● **To do**: Return the complete listing that follows, with each line reproduced exactly.

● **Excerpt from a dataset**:
-- Start --

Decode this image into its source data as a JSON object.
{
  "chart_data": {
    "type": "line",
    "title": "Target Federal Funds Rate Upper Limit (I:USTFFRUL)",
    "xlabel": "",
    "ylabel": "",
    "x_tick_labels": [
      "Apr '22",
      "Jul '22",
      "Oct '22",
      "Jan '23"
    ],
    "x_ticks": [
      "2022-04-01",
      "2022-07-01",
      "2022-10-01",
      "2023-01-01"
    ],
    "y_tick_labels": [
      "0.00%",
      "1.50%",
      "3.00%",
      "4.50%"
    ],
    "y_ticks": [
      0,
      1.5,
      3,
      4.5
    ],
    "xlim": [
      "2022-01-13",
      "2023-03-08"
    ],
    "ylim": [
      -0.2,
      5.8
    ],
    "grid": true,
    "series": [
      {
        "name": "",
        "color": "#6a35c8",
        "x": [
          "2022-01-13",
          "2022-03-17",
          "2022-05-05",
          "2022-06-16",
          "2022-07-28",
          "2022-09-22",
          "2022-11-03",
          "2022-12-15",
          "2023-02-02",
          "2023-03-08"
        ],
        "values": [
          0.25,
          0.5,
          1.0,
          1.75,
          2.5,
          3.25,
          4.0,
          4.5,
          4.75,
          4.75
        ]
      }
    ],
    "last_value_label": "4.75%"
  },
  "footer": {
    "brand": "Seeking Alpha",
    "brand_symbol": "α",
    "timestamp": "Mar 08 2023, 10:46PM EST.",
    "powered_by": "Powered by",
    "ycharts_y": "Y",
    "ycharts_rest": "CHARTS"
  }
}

-- End --

● **Correct answer**:
Decode this image into its source data as a JSON object.
{
  "chart_data": {
    "type": "line",
    "title": "Target Federal Funds Rate Upper Limit (I:USTFFRUL)",
    "xlabel": "",
    "ylabel": "",
    "x_tick_labels": [
      "Apr '22",
      "Jul '22",
      "Oct '22",
      "Jan '23"
    ],
    "x_ticks": [
      "2022-04-01",
      "2022-07-01",
      "2022-10-01",
      "2023-01-01"
    ],
    "y_tick_labels": [
      "0.00%",
      "1.50%",
      "3.00%",
      "4.50%"
    ],
    "y_ticks": [
      0,
      1.5,
      3,
      4.5
    ],
    "xlim": [
      "2022-01-13",
      "2023-03-08"
    ],
    "ylim": [
      -0.2,
      5.8
    ],
    "grid": true,
    "series": [
      {
        "name": "",
        "color": "#6a35c8",
        "x": [
          "2022-01-13",
          "2022-03-17",
          "2022-05-05",
          "2022-06-16",
          "2022-07-28",
          "2022-09-22",
          "2022-11-03",
          "2022-12-15",
          "2023-02-02",
          "2023-03-08"
        ],
        "values": [
          0.25,
          0.5,
          1.0,
          1.75,
          2.5,
          3.25,
          4.0,
          4.5,
          4.75,
          4.75
        ]
      }
    ],
    "last_value_label": "4.75%"
  },
  "footer": {
    "brand": "Seeking Alpha",
    "brand_symbol": "α",
    "timestamp": "Mar 08 2023, 10:46PM EST.",
    "powered_by": "Powered by",
    "ycharts_y": "Y",
    "ycharts_rest": "CHARTS"
  }
}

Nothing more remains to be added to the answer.